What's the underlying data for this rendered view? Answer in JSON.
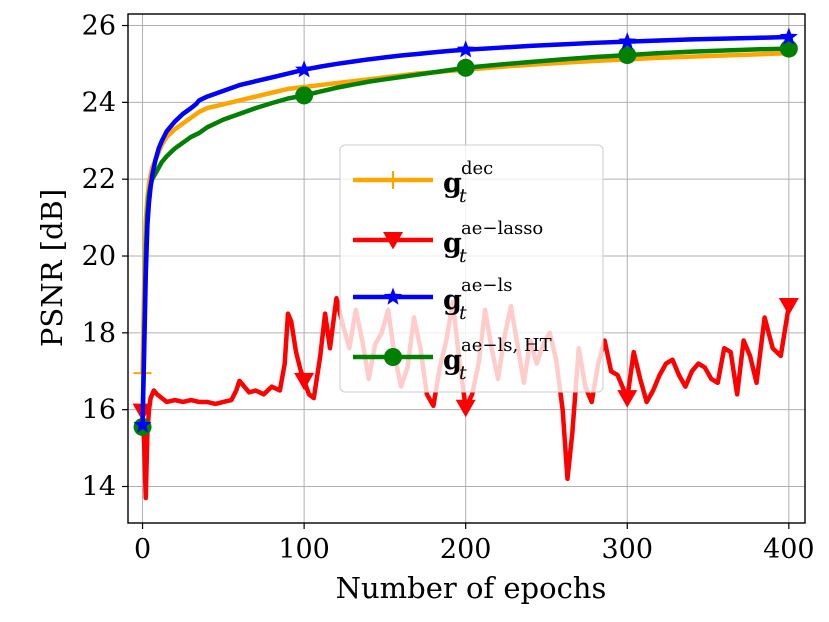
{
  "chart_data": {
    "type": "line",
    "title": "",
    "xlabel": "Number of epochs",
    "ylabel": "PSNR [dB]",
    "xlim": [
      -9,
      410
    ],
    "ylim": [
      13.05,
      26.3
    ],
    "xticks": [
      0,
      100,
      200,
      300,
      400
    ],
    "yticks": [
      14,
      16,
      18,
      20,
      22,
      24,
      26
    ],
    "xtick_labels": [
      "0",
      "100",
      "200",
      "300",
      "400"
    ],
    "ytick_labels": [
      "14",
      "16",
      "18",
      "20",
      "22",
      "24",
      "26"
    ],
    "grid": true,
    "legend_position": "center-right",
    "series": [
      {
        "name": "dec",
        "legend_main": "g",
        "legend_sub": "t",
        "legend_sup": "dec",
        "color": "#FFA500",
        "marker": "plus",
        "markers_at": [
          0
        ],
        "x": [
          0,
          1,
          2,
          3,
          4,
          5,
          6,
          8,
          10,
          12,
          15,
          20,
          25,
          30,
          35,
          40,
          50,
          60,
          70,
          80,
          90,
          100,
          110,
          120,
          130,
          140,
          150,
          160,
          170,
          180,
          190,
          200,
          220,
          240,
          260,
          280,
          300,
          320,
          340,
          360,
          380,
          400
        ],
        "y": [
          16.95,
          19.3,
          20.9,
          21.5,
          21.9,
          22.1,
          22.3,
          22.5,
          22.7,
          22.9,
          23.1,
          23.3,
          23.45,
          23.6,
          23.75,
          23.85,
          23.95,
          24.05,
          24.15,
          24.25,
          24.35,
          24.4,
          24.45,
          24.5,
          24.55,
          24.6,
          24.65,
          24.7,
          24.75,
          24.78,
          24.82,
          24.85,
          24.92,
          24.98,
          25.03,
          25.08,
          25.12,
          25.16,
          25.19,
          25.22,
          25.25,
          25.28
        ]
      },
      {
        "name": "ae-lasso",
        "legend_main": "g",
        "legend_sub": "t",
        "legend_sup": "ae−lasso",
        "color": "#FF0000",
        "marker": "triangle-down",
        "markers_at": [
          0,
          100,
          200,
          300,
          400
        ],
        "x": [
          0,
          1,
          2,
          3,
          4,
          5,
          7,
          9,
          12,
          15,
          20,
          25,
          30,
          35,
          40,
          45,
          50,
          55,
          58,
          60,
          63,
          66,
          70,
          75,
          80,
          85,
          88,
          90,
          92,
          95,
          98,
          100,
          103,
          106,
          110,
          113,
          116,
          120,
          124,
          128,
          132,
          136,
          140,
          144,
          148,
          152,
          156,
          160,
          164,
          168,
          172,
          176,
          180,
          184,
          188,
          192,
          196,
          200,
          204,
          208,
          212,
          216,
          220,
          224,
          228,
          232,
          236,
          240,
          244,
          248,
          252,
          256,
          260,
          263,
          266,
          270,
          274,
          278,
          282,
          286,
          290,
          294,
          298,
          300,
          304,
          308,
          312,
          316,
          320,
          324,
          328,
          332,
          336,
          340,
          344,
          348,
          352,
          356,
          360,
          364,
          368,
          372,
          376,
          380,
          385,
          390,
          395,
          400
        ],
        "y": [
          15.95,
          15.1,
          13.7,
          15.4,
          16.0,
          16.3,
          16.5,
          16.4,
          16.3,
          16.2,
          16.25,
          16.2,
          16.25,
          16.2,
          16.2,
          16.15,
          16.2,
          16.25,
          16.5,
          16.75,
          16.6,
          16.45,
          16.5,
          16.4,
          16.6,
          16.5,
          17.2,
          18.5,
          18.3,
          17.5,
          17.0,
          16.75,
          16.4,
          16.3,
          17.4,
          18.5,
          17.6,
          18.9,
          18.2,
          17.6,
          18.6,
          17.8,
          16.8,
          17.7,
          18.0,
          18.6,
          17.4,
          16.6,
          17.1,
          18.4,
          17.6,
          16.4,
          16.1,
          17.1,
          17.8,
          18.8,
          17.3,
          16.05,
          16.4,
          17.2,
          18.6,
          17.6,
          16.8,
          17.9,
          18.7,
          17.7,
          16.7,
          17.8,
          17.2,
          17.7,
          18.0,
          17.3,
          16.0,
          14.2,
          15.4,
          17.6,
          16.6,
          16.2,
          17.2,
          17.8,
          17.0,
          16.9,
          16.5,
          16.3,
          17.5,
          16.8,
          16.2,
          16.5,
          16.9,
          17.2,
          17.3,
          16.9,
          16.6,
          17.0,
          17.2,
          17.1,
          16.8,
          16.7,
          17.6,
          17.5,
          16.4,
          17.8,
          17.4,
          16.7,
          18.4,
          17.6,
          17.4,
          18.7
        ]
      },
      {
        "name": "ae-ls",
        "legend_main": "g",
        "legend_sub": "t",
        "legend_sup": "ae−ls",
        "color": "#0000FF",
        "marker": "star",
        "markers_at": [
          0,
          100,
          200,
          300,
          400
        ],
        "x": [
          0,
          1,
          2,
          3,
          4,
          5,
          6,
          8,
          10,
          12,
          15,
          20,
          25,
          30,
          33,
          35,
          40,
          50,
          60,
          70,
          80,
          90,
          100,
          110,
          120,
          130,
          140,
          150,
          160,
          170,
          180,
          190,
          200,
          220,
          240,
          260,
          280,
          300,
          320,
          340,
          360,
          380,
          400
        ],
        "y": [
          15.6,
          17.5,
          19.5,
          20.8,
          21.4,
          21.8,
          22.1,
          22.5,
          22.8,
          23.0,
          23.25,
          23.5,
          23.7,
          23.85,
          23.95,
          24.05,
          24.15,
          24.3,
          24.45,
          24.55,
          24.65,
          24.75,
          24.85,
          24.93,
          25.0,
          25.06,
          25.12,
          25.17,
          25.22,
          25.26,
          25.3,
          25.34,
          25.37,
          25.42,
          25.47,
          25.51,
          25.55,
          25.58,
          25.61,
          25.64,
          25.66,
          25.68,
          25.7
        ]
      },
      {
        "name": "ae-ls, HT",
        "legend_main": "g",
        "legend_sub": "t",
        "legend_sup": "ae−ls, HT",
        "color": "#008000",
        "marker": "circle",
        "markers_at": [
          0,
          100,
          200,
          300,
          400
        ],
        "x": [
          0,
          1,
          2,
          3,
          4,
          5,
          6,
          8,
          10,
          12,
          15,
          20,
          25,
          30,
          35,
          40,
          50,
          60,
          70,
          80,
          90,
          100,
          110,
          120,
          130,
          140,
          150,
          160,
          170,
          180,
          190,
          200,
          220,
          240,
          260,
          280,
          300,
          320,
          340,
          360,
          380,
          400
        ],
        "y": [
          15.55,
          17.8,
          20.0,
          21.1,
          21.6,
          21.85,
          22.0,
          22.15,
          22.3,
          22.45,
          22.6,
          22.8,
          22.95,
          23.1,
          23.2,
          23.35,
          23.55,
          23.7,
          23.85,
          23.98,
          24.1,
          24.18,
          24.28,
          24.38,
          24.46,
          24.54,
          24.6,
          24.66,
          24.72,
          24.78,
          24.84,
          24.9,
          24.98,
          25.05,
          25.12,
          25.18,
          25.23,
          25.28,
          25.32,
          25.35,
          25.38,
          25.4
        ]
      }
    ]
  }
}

■ Set task
Identify the lines above with the word "color". Copy them.

■ Answer to the exercise
        "color": "#FFA500",
        "color": "#FF0000",
        "color": "#0000FF",
        "color": "#008000",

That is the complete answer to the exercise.